[What you have to do] Output all of the records exactly as written.

[Entries shown]
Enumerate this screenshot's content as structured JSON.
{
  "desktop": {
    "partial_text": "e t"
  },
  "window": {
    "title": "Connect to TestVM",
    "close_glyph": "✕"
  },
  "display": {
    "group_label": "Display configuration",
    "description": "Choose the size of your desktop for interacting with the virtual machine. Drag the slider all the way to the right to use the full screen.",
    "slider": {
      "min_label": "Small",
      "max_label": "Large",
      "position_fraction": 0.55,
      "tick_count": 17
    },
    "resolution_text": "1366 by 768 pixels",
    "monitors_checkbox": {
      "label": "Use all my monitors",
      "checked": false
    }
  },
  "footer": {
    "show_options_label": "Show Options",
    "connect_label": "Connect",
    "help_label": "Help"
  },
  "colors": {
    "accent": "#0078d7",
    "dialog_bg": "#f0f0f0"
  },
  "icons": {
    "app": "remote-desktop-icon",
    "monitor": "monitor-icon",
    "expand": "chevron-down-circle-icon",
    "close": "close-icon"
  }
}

[Answer below]
Enumerate this screenshot's content as structured JSON.
{
  "desktop": {
    "partial_text": "e t"
  },
  "window": {
    "title": "Connect to TestVM",
    "close_glyph": "✕"
  },
  "display": {
    "group_label": "Display configuration",
    "description": "Choose the size of your desktop for interacting with the virtual machine. Drag the slider all the way to the right to use the full screen.",
    "slider": {
      "min_label": "Small",
      "max_label": "Large",
      "position_fraction": 0.55,
      "tick_count": 17
    },
    "resolution_text": "1366 by 768 pixels",
    "monitors_checkbox": {
      "label": "Use all my monitors",
      "checked": false
    }
  },
  "footer": {
    "show_options_label": "Show Options",
    "connect_label": "Connect",
    "help_label": "Help"
  },
  "colors": {
    "accent": "#0078d7",
    "dialog_bg": "#f0f0f0"
  },
  "icons": {
    "app": "remote-desktop-icon",
    "monitor": "monitor-icon",
    "expand": "chevron-down-circle-icon",
    "close": "close-icon"
  }
}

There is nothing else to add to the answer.